# Brief
In the listing below, count each line containing "screenshot" and answer with the count only.

====================

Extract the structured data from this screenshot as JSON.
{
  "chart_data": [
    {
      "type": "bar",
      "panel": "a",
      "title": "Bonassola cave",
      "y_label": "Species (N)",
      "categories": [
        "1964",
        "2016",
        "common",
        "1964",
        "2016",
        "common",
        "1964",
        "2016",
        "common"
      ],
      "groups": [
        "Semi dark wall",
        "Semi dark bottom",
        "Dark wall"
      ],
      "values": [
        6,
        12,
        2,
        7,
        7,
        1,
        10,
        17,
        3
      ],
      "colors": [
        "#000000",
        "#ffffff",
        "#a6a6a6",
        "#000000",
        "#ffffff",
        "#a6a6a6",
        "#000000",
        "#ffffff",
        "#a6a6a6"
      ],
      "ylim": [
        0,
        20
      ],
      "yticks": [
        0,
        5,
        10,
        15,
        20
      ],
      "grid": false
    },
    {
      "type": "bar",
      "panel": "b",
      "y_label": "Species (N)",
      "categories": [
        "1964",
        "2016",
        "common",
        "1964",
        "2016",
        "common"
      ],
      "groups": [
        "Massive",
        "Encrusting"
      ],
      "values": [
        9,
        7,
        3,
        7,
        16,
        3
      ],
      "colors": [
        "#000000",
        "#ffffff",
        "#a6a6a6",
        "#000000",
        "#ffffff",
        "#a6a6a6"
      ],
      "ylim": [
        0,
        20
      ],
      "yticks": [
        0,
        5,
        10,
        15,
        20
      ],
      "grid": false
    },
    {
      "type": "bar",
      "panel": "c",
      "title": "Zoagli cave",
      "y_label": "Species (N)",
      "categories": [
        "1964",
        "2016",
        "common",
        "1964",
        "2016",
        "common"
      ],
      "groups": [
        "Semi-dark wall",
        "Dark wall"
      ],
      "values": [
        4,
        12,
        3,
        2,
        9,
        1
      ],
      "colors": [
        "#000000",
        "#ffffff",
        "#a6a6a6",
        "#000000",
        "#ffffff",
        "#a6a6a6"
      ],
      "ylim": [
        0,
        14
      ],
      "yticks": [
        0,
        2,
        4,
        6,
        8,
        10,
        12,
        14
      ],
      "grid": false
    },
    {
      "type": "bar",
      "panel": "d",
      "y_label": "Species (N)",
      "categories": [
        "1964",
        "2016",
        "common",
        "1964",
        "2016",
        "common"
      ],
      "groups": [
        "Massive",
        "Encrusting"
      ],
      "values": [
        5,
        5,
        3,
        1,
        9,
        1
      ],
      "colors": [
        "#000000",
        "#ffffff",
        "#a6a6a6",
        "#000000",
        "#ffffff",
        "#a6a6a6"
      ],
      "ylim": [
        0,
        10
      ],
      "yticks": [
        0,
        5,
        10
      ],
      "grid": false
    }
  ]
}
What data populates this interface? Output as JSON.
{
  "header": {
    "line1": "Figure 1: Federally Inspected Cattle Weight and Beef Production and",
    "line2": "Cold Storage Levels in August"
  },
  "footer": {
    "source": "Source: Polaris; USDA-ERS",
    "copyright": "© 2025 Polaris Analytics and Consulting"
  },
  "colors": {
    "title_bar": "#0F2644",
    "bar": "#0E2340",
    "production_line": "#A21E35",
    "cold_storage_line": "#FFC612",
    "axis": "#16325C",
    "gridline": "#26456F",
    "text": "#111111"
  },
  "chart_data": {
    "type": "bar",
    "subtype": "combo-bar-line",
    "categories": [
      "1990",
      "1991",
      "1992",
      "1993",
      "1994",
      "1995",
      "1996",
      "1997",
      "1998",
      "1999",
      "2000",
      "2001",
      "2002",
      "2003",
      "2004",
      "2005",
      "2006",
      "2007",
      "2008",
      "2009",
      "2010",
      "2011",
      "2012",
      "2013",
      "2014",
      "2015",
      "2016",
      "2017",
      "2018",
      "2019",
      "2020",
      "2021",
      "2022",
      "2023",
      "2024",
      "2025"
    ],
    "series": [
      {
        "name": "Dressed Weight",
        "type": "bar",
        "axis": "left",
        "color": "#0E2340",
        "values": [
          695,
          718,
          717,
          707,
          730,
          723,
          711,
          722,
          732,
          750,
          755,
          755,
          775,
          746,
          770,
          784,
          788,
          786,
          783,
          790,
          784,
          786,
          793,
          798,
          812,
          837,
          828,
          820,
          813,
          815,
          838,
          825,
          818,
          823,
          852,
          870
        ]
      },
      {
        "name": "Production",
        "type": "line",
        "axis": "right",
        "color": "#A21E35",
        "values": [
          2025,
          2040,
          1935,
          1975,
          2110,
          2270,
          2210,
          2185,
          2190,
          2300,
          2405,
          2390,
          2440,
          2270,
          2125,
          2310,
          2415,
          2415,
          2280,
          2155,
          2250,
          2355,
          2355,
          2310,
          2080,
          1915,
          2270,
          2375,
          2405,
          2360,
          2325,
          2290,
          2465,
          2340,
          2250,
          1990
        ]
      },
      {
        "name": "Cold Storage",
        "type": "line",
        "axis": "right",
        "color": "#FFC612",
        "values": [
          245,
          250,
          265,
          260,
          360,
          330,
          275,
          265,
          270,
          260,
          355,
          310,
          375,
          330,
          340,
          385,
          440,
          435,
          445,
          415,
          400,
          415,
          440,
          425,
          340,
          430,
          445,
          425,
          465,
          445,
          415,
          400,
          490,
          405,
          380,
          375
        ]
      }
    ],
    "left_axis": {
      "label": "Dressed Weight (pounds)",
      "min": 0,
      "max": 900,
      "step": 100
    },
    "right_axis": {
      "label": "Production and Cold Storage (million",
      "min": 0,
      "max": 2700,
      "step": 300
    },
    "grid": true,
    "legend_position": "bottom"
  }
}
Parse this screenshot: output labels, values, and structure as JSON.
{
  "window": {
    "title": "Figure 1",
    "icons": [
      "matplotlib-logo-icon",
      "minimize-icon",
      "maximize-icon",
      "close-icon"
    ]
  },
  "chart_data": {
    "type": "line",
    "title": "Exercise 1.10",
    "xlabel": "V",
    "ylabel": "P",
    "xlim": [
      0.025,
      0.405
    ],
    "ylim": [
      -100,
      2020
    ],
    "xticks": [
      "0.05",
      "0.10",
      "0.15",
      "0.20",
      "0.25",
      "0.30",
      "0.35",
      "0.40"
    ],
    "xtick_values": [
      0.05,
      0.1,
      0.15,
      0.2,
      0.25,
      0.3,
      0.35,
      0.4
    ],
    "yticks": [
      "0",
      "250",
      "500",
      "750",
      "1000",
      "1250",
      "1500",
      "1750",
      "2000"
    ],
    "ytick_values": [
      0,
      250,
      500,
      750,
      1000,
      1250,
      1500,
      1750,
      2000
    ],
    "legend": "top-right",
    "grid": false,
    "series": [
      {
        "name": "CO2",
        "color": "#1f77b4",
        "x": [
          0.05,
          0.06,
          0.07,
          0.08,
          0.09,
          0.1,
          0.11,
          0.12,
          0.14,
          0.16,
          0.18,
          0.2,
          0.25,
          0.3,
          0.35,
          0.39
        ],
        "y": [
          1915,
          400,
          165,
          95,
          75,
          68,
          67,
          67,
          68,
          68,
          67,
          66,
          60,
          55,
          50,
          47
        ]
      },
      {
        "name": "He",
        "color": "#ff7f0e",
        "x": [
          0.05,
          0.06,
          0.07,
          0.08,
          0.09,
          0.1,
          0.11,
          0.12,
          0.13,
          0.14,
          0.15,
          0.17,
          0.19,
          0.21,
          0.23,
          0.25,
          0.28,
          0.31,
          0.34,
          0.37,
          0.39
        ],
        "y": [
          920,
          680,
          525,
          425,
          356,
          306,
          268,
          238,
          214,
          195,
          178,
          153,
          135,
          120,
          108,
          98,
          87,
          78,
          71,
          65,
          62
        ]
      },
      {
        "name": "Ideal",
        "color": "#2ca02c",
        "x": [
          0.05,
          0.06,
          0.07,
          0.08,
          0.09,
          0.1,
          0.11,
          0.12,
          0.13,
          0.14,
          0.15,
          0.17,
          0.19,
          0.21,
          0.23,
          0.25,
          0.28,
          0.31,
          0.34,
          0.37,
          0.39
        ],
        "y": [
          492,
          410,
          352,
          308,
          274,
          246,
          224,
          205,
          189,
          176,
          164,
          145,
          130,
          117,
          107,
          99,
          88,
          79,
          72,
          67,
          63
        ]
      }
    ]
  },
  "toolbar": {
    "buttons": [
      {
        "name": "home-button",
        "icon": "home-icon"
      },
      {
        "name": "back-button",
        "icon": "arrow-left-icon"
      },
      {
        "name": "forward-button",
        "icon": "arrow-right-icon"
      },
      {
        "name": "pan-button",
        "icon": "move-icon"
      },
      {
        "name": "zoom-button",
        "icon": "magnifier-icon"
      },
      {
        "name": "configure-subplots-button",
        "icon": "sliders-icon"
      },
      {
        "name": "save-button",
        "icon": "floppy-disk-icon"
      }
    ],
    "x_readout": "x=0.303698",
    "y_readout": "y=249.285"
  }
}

====================

# Full solution
2